> Directive
Retype all the records with nothing changed.

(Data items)
* Begin *

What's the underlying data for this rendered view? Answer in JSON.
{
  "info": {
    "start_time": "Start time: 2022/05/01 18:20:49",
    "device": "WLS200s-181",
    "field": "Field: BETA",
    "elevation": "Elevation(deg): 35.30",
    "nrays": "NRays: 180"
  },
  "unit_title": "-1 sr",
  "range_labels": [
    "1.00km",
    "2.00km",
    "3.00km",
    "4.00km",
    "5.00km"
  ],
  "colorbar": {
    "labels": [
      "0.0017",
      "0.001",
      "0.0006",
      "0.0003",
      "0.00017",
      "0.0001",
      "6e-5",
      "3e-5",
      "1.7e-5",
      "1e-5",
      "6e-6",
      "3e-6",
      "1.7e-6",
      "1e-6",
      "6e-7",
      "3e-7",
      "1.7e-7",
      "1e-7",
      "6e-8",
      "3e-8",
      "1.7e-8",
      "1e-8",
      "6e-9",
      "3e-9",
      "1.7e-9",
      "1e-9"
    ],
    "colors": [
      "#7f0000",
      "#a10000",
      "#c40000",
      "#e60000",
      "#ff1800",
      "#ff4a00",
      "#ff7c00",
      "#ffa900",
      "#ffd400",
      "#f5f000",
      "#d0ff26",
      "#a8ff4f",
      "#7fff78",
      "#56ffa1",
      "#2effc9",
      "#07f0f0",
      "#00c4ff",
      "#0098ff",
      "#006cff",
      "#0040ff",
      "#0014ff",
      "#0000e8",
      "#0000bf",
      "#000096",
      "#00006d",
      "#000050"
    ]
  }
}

* End *

> Solution
What's the underlying data for this rendered view? Answer in JSON.
{
  "info": {
    "start_time": "Start time: 2022/05/01 18:20:49",
    "device": "WLS200s-181",
    "field": "Field: BETA",
    "elevation": "Elevation(deg): 35.30",
    "nrays": "NRays: 180"
  },
  "unit_title": "-1 sr",
  "range_labels": [
    "1.00km",
    "2.00km",
    "3.00km",
    "4.00km",
    "5.00km"
  ],
  "colorbar": {
    "labels": [
      "0.0017",
      "0.001",
      "0.0006",
      "0.0003",
      "0.00017",
      "0.0001",
      "6e-5",
      "3e-5",
      "1.7e-5",
      "1e-5",
      "6e-6",
      "3e-6",
      "1.7e-6",
      "1e-6",
      "6e-7",
      "3e-7",
      "1.7e-7",
      "1e-7",
      "6e-8",
      "3e-8",
      "1.7e-8",
      "1e-8",
      "6e-9",
      "3e-9",
      "1.7e-9",
      "1e-9"
    ],
    "colors": [
      "#7f0000",
      "#a10000",
      "#c40000",
      "#e60000",
      "#ff1800",
      "#ff4a00",
      "#ff7c00",
      "#ffa900",
      "#ffd400",
      "#f5f000",
      "#d0ff26",
      "#a8ff4f",
      "#7fff78",
      "#56ffa1",
      "#2effc9",
      "#07f0f0",
      "#00c4ff",
      "#0098ff",
      "#006cff",
      "#0040ff",
      "#0014ff",
      "#0000e8",
      "#0000bf",
      "#000096",
      "#00006d",
      "#000050"
    ]
  }
}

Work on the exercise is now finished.